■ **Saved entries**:

—————

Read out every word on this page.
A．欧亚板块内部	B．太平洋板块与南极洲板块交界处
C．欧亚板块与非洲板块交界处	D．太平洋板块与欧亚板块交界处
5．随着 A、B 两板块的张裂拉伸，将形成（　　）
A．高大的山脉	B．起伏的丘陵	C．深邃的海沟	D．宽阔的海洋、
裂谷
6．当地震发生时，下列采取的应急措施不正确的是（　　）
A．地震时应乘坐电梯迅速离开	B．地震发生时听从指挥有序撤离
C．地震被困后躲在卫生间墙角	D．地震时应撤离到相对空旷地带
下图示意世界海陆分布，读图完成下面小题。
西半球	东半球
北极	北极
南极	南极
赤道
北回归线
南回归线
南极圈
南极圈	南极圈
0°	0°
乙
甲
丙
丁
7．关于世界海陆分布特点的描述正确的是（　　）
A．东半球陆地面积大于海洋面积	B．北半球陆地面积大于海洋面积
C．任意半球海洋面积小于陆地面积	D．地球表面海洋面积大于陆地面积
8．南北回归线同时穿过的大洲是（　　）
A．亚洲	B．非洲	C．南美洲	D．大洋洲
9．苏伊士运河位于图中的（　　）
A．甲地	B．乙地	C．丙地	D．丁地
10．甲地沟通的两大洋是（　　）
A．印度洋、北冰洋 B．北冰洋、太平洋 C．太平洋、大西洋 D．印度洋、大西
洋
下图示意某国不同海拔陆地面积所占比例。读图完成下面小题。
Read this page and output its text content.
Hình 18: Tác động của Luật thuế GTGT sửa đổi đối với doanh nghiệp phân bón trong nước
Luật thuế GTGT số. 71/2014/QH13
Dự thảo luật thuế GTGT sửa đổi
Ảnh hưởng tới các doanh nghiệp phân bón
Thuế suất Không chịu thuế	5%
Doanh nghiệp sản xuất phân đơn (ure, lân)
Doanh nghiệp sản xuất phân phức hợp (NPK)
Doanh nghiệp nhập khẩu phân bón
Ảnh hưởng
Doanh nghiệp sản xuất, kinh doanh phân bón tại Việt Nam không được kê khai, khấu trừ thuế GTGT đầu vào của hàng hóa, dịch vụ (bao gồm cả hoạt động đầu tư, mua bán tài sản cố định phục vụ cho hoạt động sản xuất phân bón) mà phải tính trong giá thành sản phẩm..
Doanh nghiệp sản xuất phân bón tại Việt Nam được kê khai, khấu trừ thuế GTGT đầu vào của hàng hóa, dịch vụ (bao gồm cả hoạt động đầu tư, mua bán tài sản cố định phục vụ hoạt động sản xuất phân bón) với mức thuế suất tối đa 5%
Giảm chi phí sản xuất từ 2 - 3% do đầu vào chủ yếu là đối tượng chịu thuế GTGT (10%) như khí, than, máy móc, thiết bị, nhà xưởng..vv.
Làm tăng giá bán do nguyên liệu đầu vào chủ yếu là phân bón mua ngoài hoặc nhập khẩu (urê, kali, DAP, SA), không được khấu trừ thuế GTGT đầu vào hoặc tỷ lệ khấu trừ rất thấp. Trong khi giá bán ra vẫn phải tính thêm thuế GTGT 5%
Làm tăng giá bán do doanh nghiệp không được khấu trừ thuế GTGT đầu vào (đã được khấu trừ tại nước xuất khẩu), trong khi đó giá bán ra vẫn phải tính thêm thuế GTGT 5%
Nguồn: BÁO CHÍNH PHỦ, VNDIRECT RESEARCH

—————

■ **Given request**:
Return, word for word, each line from the line that contains "Read this page and output its text content." to the end of the listing above; include both end lines and nothing else.

■ **Full answer**:
Read this page and output its text content.
Hình 18: Tác động của Luật thuế GTGT sửa đổi đối với doanh nghiệp phân bón trong nước
Luật thuế GTGT số. 71/2014/QH13
Dự thảo luật thuế GTGT sửa đổi
Ảnh hưởng tới các doanh nghiệp phân bón
Thuế suất Không chịu thuế	5%
Doanh nghiệp sản xuất phân đơn (ure, lân)
Doanh nghiệp sản xuất phân phức hợp (NPK)
Doanh nghiệp nhập khẩu phân bón
Ảnh hưởng
Doanh nghiệp sản xuất, kinh doanh phân bón tại Việt Nam không được kê khai, khấu trừ thuế GTGT đầu vào của hàng hóa, dịch vụ (bao gồm cả hoạt động đầu tư, mua bán tài sản cố định phục vụ cho hoạt động sản xuất phân bón) mà phải tính trong giá thành sản phẩm..
Doanh nghiệp sản xuất phân bón tại Việt Nam được kê khai, khấu trừ thuế GTGT đầu vào của hàng hóa, dịch vụ (bao gồm cả hoạt động đầu tư, mua bán tài sản cố định phục vụ hoạt động sản xuất phân bón) với mức thuế suất tối đa 5%
Giảm chi phí sản xuất từ 2 - 3% do đầu vào chủ yếu là đối tượng chịu thuế GTGT (10%) như khí, than, máy móc, thiết bị, nhà xưởng..vv.
Làm tăng giá bán do nguyên liệu đầu vào chủ yếu là phân bón mua ngoài hoặc nhập khẩu (urê, kali, DAP, SA), không được khấu trừ thuế GTGT đầu vào hoặc tỷ lệ khấu trừ rất thấp. Trong khi giá bán ra vẫn phải tính thêm thuế GTGT 5%
Làm tăng giá bán do doanh nghiệp không được khấu trừ thuế GTGT đầu vào (đã được khấu trừ tại nước xuất khẩu), trong khi đó giá bán ra vẫn phải tính thêm thuế GTGT 5%
Nguồn: BÁO CHÍNH PHỦ, VNDIRECT RESEARCH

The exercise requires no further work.